__Work to complete__. Check each line of the material below for "this", then copy the ones that contain it.

# START OF Source material

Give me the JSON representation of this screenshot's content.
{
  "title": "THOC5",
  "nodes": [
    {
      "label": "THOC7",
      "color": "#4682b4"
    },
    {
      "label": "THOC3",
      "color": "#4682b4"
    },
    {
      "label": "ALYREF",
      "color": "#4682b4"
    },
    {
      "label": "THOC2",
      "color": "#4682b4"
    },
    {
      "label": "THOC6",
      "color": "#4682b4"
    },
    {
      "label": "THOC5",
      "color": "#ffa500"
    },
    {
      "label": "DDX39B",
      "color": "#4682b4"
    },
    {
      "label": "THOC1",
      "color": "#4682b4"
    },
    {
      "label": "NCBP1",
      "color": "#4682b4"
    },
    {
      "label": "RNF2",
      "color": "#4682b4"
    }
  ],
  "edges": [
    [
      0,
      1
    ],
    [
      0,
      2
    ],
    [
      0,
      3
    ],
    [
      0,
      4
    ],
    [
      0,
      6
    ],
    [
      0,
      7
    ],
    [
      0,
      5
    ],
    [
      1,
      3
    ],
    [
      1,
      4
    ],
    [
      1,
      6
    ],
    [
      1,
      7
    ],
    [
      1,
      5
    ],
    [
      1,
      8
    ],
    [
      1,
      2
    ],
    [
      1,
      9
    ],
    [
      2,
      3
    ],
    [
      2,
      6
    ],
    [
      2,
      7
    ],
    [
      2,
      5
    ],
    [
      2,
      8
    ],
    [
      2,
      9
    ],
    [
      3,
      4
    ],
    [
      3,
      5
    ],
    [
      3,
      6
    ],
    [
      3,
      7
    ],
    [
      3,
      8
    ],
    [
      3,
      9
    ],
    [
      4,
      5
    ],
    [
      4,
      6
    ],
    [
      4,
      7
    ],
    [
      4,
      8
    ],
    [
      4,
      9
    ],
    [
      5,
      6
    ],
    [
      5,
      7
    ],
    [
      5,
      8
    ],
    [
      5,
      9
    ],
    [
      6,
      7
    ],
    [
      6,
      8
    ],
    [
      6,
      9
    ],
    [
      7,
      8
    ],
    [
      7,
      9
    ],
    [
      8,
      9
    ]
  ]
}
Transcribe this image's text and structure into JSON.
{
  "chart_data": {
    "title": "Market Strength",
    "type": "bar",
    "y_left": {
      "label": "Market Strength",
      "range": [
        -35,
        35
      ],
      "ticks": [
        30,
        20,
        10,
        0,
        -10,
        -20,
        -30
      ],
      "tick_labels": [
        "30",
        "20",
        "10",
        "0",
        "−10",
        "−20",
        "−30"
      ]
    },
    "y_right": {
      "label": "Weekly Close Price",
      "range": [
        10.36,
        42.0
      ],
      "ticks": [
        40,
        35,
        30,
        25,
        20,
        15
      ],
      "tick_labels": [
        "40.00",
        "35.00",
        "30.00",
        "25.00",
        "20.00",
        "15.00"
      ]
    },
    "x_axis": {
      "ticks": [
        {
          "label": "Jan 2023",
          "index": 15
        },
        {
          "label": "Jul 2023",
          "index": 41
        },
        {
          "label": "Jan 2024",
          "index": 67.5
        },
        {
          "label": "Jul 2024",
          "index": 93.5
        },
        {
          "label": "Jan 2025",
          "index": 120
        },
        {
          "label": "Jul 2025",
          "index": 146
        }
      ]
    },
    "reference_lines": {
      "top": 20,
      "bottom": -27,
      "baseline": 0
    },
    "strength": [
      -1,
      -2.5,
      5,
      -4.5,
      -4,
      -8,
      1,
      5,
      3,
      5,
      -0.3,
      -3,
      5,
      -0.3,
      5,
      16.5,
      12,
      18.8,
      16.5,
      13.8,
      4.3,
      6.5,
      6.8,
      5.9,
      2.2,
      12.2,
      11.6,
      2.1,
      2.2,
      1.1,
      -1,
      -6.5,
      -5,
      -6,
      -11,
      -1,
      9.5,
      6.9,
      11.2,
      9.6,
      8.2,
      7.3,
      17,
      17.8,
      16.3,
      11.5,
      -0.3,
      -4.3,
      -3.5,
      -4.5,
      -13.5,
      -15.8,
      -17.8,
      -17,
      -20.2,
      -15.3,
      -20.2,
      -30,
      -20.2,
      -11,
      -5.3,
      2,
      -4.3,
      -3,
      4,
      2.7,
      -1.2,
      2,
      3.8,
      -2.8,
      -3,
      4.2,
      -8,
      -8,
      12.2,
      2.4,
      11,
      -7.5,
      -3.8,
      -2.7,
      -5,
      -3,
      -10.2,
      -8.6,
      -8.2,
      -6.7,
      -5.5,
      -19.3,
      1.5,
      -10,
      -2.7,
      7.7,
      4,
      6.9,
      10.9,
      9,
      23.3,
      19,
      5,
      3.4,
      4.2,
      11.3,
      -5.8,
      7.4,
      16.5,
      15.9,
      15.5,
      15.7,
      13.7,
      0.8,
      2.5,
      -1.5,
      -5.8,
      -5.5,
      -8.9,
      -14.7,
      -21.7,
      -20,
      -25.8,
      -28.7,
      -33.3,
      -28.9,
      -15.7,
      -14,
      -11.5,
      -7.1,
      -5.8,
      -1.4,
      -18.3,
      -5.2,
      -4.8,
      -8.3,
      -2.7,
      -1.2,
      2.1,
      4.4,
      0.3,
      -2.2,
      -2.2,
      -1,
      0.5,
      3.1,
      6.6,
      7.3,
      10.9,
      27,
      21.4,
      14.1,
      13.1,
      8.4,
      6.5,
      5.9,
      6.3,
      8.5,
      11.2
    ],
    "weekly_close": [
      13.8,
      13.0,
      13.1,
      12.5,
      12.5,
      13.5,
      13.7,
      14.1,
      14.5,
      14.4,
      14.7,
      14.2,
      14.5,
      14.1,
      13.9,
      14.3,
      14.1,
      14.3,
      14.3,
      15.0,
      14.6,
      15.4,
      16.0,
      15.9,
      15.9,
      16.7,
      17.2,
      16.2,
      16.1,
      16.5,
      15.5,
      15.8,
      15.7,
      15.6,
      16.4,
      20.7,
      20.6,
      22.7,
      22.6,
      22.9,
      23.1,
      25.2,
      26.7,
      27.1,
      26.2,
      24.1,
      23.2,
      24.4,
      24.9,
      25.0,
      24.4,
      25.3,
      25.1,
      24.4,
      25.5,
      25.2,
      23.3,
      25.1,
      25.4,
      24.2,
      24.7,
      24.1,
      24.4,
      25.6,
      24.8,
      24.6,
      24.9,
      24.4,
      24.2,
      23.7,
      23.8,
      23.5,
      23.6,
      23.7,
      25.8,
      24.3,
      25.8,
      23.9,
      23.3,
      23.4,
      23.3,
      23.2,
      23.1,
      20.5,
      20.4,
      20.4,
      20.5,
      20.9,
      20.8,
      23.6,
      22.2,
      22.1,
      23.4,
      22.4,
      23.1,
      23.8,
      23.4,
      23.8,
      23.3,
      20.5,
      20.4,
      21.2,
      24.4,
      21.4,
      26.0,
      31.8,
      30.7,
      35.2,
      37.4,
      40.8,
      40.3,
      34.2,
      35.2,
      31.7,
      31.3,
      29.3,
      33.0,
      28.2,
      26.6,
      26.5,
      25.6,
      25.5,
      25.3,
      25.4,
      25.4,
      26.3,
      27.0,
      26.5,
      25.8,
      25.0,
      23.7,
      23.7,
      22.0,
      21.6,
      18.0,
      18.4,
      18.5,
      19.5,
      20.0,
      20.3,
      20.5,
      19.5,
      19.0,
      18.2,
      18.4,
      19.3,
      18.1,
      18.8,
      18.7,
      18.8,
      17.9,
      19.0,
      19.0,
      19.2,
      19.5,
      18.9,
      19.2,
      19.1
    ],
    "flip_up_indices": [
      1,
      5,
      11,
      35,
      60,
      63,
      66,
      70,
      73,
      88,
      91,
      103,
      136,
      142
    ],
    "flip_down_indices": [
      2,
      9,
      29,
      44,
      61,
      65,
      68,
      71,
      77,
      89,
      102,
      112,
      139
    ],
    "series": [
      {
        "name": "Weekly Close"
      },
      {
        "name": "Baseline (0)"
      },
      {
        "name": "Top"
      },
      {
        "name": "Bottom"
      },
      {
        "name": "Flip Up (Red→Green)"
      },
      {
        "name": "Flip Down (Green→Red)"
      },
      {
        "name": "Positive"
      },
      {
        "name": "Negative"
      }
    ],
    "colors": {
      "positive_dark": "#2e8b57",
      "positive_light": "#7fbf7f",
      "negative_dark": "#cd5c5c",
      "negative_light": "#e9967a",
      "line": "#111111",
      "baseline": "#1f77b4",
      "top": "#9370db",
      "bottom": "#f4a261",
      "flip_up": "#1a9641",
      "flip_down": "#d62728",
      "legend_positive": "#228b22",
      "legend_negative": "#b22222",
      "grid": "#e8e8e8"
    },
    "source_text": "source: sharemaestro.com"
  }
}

# END OF Source material

__Final result__.
Give me the JSON representation of this screenshot's content.
Transcribe this image's text and structure into JSON.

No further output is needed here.